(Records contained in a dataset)
============================================================
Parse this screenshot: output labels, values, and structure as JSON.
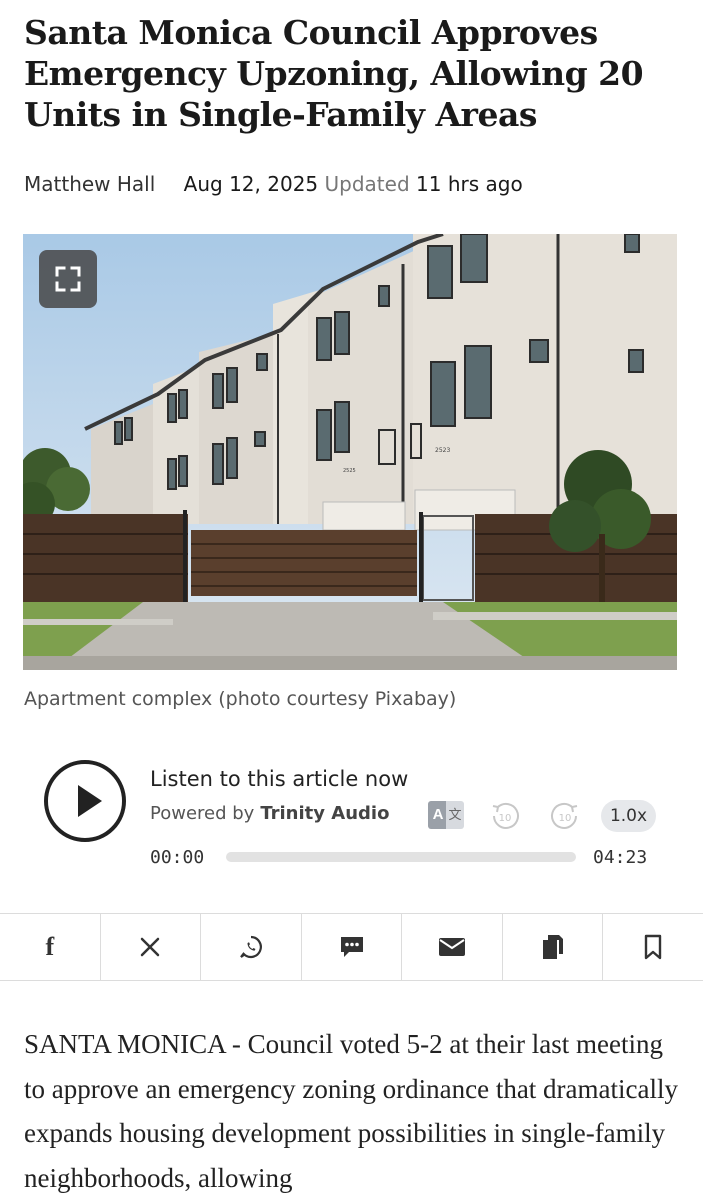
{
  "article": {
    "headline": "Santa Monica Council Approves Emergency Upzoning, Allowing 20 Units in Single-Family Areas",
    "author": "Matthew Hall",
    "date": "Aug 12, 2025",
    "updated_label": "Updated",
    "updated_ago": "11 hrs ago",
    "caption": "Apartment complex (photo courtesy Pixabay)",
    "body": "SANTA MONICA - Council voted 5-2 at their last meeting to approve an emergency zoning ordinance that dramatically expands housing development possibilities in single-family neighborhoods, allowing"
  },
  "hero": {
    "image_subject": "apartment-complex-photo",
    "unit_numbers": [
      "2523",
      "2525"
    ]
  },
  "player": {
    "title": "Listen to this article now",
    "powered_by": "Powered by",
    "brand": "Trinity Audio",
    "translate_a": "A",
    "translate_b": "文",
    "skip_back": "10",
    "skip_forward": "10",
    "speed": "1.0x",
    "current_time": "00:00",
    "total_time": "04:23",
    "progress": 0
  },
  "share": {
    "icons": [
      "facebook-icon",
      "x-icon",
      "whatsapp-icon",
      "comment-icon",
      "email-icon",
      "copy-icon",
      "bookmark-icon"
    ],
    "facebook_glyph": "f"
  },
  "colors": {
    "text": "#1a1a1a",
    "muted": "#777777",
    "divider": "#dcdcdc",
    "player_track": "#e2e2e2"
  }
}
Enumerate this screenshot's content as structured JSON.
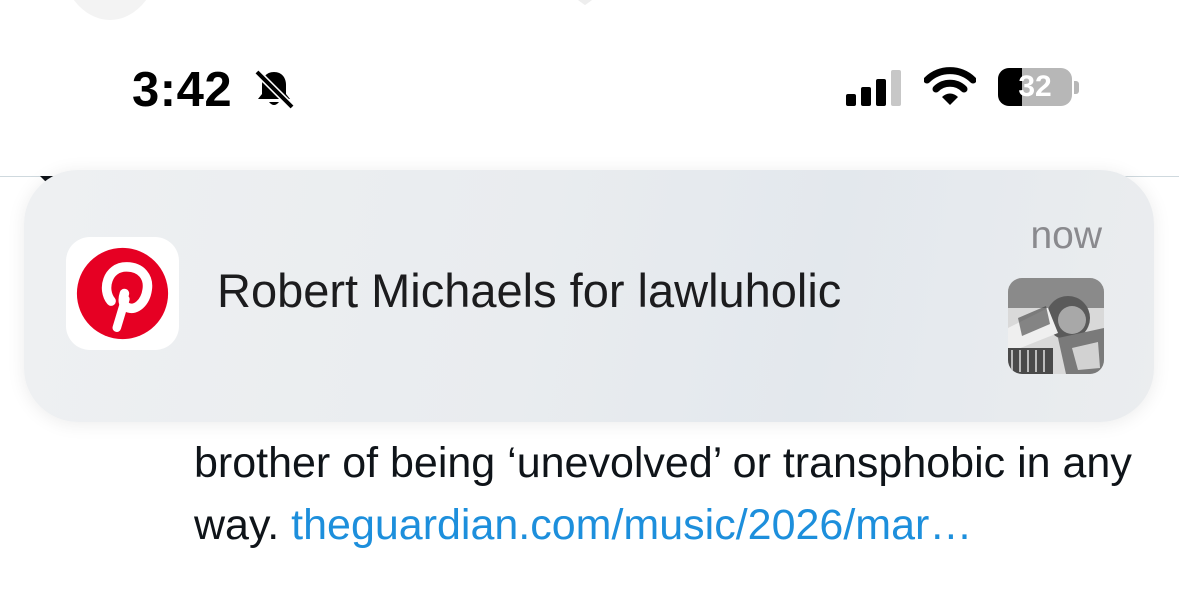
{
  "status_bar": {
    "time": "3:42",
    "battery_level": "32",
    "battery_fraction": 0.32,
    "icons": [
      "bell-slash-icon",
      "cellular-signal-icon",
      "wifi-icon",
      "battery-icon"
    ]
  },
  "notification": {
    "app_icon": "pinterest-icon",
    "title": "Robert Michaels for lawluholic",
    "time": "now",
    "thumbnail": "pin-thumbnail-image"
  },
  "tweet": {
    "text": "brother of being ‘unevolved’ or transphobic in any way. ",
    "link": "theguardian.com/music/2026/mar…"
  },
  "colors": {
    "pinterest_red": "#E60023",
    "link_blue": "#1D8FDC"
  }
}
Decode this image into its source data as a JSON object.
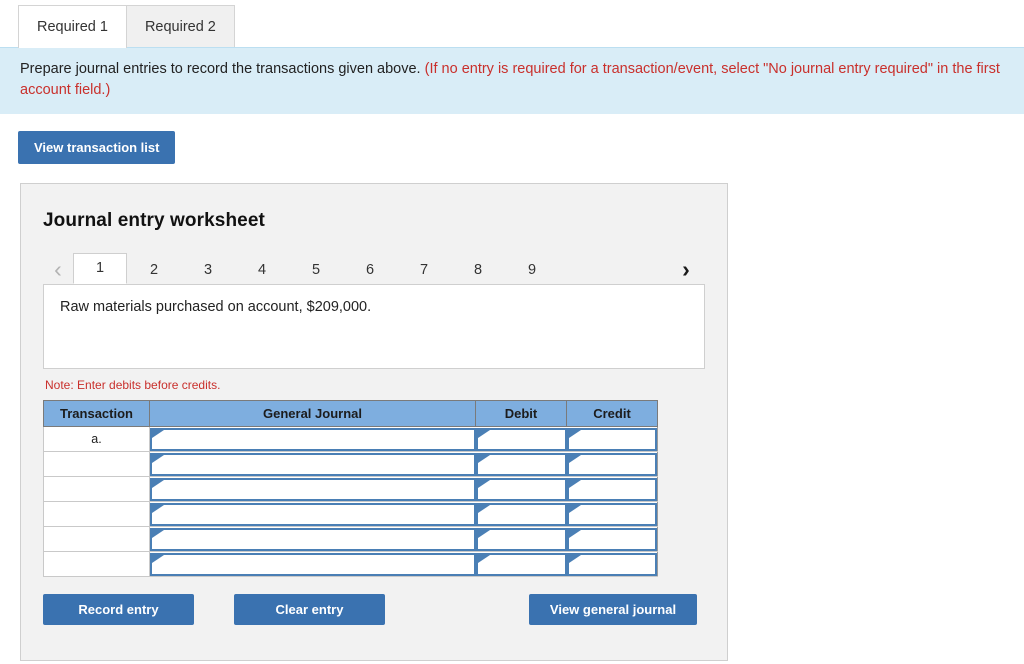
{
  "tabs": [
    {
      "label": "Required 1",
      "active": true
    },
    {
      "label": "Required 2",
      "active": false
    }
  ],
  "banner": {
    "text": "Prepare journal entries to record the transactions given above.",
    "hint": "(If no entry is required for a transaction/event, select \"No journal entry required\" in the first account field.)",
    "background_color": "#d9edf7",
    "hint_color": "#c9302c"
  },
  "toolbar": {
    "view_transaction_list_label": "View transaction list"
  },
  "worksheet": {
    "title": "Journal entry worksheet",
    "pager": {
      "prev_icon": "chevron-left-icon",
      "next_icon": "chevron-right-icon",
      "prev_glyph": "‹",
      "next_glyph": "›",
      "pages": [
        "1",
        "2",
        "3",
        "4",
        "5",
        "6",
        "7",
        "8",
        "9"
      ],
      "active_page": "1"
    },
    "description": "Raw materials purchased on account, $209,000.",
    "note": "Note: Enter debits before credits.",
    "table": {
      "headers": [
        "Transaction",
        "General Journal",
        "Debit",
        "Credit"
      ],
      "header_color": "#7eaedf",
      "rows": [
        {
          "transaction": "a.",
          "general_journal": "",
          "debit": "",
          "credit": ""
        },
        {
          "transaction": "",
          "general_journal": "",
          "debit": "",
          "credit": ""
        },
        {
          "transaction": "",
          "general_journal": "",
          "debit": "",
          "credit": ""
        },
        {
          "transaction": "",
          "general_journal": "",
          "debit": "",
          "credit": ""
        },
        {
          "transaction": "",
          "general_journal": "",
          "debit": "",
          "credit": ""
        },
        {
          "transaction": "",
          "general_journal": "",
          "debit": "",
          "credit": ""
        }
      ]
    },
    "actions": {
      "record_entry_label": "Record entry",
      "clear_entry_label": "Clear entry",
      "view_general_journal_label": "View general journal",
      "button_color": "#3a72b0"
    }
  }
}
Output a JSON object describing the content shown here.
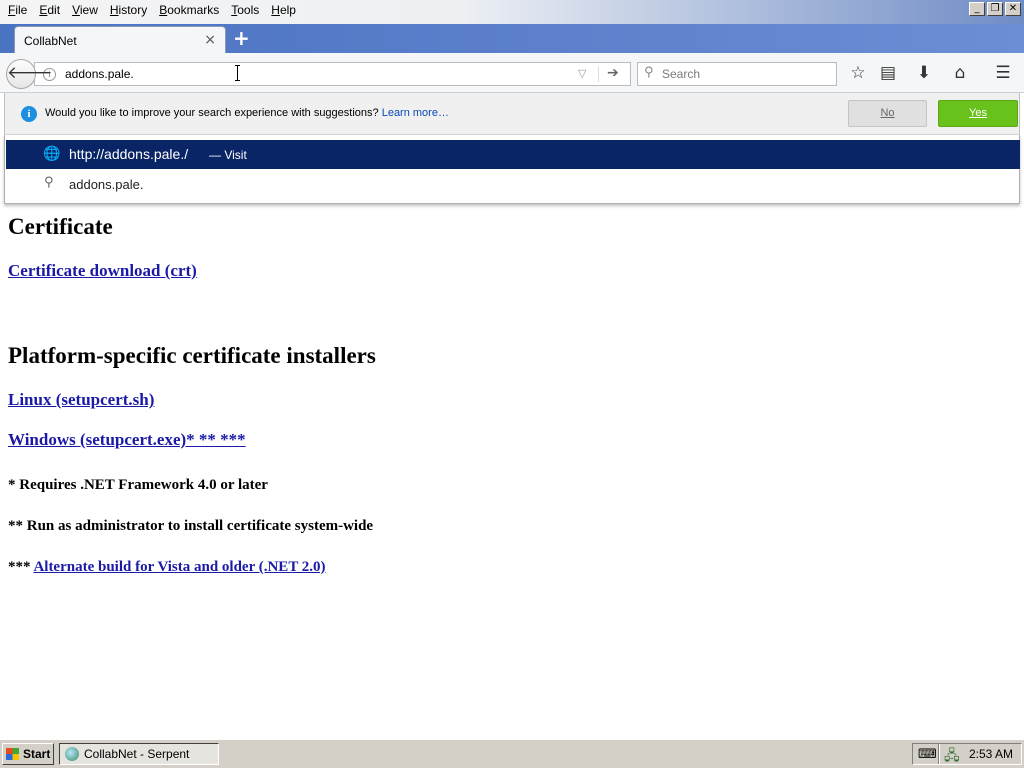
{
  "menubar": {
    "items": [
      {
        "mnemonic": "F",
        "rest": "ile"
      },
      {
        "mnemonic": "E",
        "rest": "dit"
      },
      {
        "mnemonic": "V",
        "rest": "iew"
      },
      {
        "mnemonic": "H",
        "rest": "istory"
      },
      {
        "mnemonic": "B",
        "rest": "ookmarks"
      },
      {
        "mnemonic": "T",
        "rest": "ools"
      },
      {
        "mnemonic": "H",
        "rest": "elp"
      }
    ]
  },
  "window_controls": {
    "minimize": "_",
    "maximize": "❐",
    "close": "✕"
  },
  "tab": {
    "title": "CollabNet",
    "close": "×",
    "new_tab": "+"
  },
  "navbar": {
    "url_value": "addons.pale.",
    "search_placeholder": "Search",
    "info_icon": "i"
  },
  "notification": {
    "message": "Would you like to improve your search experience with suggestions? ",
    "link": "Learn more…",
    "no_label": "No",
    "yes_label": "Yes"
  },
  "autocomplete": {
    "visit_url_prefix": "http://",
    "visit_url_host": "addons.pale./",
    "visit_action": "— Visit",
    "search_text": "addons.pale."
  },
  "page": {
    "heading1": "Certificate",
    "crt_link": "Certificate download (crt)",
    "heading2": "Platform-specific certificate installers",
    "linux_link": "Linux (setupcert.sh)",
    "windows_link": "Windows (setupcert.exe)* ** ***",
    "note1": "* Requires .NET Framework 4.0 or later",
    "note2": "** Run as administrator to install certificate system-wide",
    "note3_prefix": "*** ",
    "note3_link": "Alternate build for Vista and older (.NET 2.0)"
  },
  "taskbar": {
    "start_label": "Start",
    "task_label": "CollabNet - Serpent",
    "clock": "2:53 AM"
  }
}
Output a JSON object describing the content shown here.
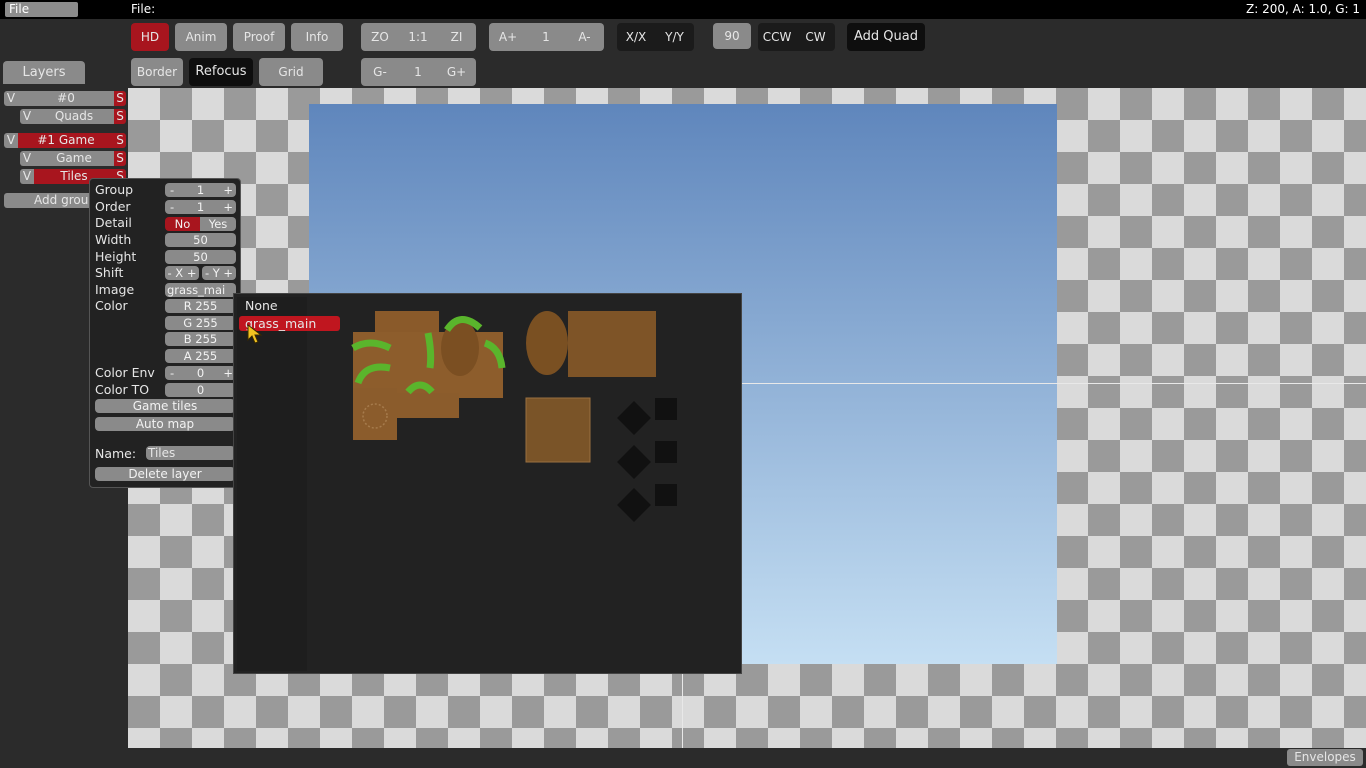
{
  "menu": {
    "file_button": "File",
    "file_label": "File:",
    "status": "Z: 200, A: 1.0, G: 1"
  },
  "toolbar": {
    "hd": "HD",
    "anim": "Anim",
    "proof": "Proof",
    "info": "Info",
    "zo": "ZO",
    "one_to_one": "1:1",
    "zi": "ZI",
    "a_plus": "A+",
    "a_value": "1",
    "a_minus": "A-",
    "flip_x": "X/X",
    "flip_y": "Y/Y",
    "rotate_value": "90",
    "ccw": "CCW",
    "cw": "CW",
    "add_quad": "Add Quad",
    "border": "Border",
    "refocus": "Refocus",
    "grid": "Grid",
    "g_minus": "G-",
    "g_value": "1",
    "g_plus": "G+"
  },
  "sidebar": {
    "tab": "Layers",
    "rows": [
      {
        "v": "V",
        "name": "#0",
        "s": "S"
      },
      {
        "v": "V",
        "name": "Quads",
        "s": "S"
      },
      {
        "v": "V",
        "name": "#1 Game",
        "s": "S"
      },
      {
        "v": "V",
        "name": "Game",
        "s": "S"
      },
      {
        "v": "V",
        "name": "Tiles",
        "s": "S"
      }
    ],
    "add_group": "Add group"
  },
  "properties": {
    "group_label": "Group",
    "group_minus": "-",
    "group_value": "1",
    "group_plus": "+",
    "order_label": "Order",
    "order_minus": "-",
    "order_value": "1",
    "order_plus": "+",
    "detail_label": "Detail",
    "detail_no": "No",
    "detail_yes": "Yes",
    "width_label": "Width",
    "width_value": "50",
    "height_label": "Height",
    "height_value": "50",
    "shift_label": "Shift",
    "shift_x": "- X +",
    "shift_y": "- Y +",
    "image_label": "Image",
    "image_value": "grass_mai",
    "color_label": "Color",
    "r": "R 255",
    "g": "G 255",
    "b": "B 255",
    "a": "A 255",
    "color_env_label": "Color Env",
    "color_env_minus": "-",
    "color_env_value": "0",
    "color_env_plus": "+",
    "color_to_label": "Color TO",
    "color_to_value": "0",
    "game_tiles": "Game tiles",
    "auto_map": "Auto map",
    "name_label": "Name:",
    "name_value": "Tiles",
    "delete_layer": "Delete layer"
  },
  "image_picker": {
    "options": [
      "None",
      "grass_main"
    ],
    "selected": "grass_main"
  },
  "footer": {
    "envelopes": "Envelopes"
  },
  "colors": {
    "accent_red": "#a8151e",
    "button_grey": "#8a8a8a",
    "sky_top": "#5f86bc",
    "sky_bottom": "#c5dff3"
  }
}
============================================================
EXERCISE TASK –
Work through the data and report how many of its lines hold the word "complex", giving only the figure.

FINAL RESULT –
2